## TASK BRIEF:
From the listing below, extract each line containing the string "conditions".
━━━ DATASET RECORDS
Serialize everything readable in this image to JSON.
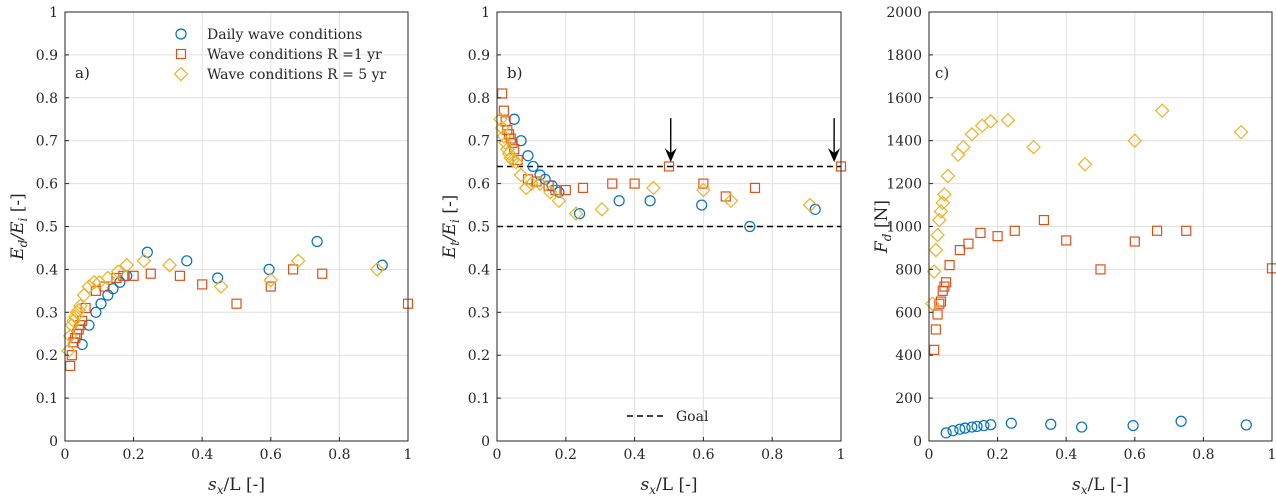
{
  "colors": {
    "daily": "#0072BD",
    "r1": "#D95319",
    "r5": "#EDB120",
    "axis": "#262626",
    "grid": "#e0e0e0"
  },
  "legend": {
    "daily": "Daily wave conditions",
    "r1": "Wave conditions R =1 yr",
    "r5": "Wave conditions R = 5 yr",
    "goal": "Goal"
  },
  "chart_data": [
    {
      "type": "scatter",
      "panel_label": "a)",
      "xlabel_main": "s",
      "xlabel_sub": "x",
      "xlabel_rest": "/L [-]",
      "ylabel_main": "E",
      "ylabel_sub": "d",
      "ylabel_mid": "/E",
      "ylabel_sub2": "i",
      "ylabel_rest": " [-]",
      "xlim": [
        0,
        1
      ],
      "ylim": [
        0,
        1
      ],
      "xticks": [
        "0",
        "0.2",
        "0.4",
        "0.6",
        "0.8",
        "1"
      ],
      "yticks": [
        "0",
        "0.1",
        "0.2",
        "0.3",
        "0.4",
        "0.5",
        "0.6",
        "0.7",
        "0.8",
        "0.9",
        "1"
      ],
      "grid": true,
      "legend_position": "top",
      "series": [
        {
          "key": "daily",
          "marker": "circle",
          "x": [
            0.05,
            0.07,
            0.09,
            0.105,
            0.125,
            0.14,
            0.16,
            0.18,
            0.24,
            0.355,
            0.445,
            0.595,
            0.735,
            0.925
          ],
          "y": [
            0.225,
            0.27,
            0.3,
            0.32,
            0.34,
            0.355,
            0.37,
            0.385,
            0.44,
            0.42,
            0.38,
            0.4,
            0.465,
            0.41
          ]
        },
        {
          "key": "r1",
          "marker": "square",
          "x": [
            0.015,
            0.02,
            0.025,
            0.03,
            0.035,
            0.04,
            0.045,
            0.05,
            0.06,
            0.09,
            0.115,
            0.15,
            0.17,
            0.2,
            0.25,
            0.335,
            0.4,
            0.5,
            0.6,
            0.665,
            0.75,
            1.0
          ],
          "y": [
            0.175,
            0.2,
            0.23,
            0.24,
            0.25,
            0.26,
            0.27,
            0.28,
            0.31,
            0.35,
            0.36,
            0.38,
            0.385,
            0.385,
            0.39,
            0.385,
            0.365,
            0.32,
            0.36,
            0.4,
            0.39,
            0.32
          ]
        },
        {
          "key": "r5",
          "marker": "diamond",
          "x": [
            0.01,
            0.015,
            0.02,
            0.025,
            0.03,
            0.035,
            0.04,
            0.045,
            0.055,
            0.07,
            0.085,
            0.1,
            0.125,
            0.155,
            0.18,
            0.23,
            0.305,
            0.455,
            0.6,
            0.68,
            0.91
          ],
          "y": [
            0.21,
            0.245,
            0.27,
            0.28,
            0.29,
            0.3,
            0.305,
            0.315,
            0.34,
            0.36,
            0.37,
            0.37,
            0.38,
            0.395,
            0.41,
            0.42,
            0.41,
            0.36,
            0.375,
            0.42,
            0.4
          ]
        }
      ]
    },
    {
      "type": "scatter",
      "panel_label": "b)",
      "xlabel_main": "s",
      "xlabel_sub": "x",
      "xlabel_rest": "/L [-]",
      "ylabel_main": "E",
      "ylabel_sub": "t",
      "ylabel_mid": "/E",
      "ylabel_sub2": "i",
      "ylabel_rest": " [-]",
      "xlim": [
        0,
        1
      ],
      "ylim": [
        0,
        1
      ],
      "xticks": [
        "0",
        "0.2",
        "0.4",
        "0.6",
        "0.8",
        "1"
      ],
      "yticks": [
        "0",
        "0.1",
        "0.2",
        "0.3",
        "0.4",
        "0.5",
        "0.6",
        "0.7",
        "0.8",
        "0.9",
        "1"
      ],
      "grid": true,
      "legend_position": "bottom",
      "goal_lines": [
        0.64,
        0.5
      ],
      "arrows_x": [
        0.505,
        0.98
      ],
      "series": [
        {
          "key": "daily",
          "marker": "circle",
          "x": [
            0.05,
            0.07,
            0.09,
            0.105,
            0.125,
            0.14,
            0.16,
            0.18,
            0.24,
            0.355,
            0.445,
            0.595,
            0.735,
            0.925
          ],
          "y": [
            0.75,
            0.7,
            0.665,
            0.64,
            0.62,
            0.61,
            0.595,
            0.58,
            0.53,
            0.56,
            0.56,
            0.55,
            0.5,
            0.54
          ]
        },
        {
          "key": "r1",
          "marker": "square",
          "x": [
            0.015,
            0.02,
            0.025,
            0.03,
            0.035,
            0.04,
            0.045,
            0.05,
            0.06,
            0.09,
            0.115,
            0.15,
            0.17,
            0.2,
            0.25,
            0.335,
            0.4,
            0.5,
            0.6,
            0.665,
            0.75,
            1.0
          ],
          "y": [
            0.81,
            0.77,
            0.745,
            0.725,
            0.715,
            0.705,
            0.695,
            0.68,
            0.655,
            0.61,
            0.605,
            0.595,
            0.585,
            0.585,
            0.59,
            0.6,
            0.6,
            0.64,
            0.6,
            0.57,
            0.59,
            0.64
          ]
        },
        {
          "key": "r5",
          "marker": "diamond",
          "x": [
            0.01,
            0.015,
            0.02,
            0.025,
            0.03,
            0.035,
            0.04,
            0.045,
            0.055,
            0.07,
            0.085,
            0.1,
            0.125,
            0.155,
            0.18,
            0.23,
            0.305,
            0.455,
            0.6,
            0.68,
            0.91
          ],
          "y": [
            0.75,
            0.73,
            0.71,
            0.695,
            0.68,
            0.67,
            0.66,
            0.655,
            0.65,
            0.62,
            0.59,
            0.6,
            0.6,
            0.58,
            0.56,
            0.53,
            0.54,
            0.59,
            0.585,
            0.56,
            0.55
          ]
        }
      ]
    },
    {
      "type": "scatter",
      "panel_label": "c)",
      "xlabel_main": "s",
      "xlabel_sub": "x",
      "xlabel_rest": "/L [-]",
      "ylabel_main": "F",
      "ylabel_sub": "d",
      "ylabel_mid": "",
      "ylabel_sub2": "",
      "ylabel_rest": " [N]",
      "xlim": [
        0,
        1
      ],
      "ylim": [
        0,
        2000
      ],
      "xticks": [
        "0",
        "0.2",
        "0.4",
        "0.6",
        "0.8",
        "1"
      ],
      "yticks": [
        "0",
        "200",
        "400",
        "600",
        "800",
        "1000",
        "1200",
        "1400",
        "1600",
        "1800",
        "2000"
      ],
      "grid": true,
      "series": [
        {
          "key": "daily",
          "marker": "circle",
          "x": [
            0.05,
            0.07,
            0.09,
            0.105,
            0.125,
            0.14,
            0.16,
            0.18,
            0.24,
            0.355,
            0.445,
            0.595,
            0.735,
            0.925
          ],
          "y": [
            38,
            48,
            55,
            60,
            65,
            68,
            72,
            76,
            83,
            78,
            65,
            72,
            92,
            75
          ]
        },
        {
          "key": "r1",
          "marker": "square",
          "x": [
            0.015,
            0.02,
            0.025,
            0.03,
            0.035,
            0.04,
            0.045,
            0.05,
            0.06,
            0.09,
            0.115,
            0.15,
            0.2,
            0.25,
            0.335,
            0.4,
            0.5,
            0.6,
            0.665,
            0.75,
            1.0
          ],
          "y": [
            425,
            520,
            590,
            640,
            650,
            700,
            720,
            740,
            820,
            890,
            920,
            970,
            955,
            980,
            1030,
            935,
            800,
            930,
            980,
            980,
            805
          ]
        },
        {
          "key": "r5",
          "marker": "diamond",
          "x": [
            0.01,
            0.015,
            0.02,
            0.025,
            0.03,
            0.035,
            0.04,
            0.045,
            0.055,
            0.085,
            0.1,
            0.125,
            0.155,
            0.18,
            0.23,
            0.305,
            0.455,
            0.6,
            0.68,
            0.91
          ],
          "y": [
            640,
            790,
            890,
            960,
            1030,
            1070,
            1110,
            1150,
            1235,
            1335,
            1370,
            1430,
            1470,
            1490,
            1495,
            1370,
            1290,
            1400,
            1540,
            1440
          ]
        }
      ]
    }
  ]
}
━━━━━━
## TASK RESULT:
    "daily": "Daily wave conditions",
    "r1": "Wave conditions R =1 yr",
    "r5": "Wave conditions R = 5 yr",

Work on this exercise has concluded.